REQUEST: Every line of the material below must be repeated exactly.

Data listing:
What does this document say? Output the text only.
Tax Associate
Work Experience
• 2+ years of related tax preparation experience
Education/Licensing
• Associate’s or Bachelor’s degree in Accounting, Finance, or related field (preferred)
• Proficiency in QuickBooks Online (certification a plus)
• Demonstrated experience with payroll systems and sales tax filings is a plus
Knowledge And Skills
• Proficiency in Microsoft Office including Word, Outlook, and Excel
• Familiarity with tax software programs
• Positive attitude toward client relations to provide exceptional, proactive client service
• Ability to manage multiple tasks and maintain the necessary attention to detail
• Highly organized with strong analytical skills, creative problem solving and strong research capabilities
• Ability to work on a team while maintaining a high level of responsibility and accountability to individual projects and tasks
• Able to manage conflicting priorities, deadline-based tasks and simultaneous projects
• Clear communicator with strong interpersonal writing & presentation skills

ANSWER FOR THIS EXERCISE:
What does this document say? Output the text only.
Tax Associate
Work Experience
• 2+ years of related tax preparation experience
Education/Licensing
• Associate’s or Bachelor’s degree in Accounting, Finance, or related field (preferred)
• Proficiency in QuickBooks Online (certification a plus)
• Demonstrated experience with payroll systems and sales tax filings is a plus
Knowledge And Skills
• Proficiency in Microsoft Office including Word, Outlook, and Excel
• Familiarity with tax software programs
• Positive attitude toward client relations to provide exceptional, proactive client service
• Ability to manage multiple tasks and maintain the necessary attention to detail
• Highly organized with strong analytical skills, creative problem solving and strong research capabilities
• Ability to work on a team while maintaining a high level of responsibility and accountability to individual projects and tasks
• Able to manage conflicting priorities, deadline-based tasks and simultaneous projects
• Clear communicator with strong interpersonal writing & presentation skills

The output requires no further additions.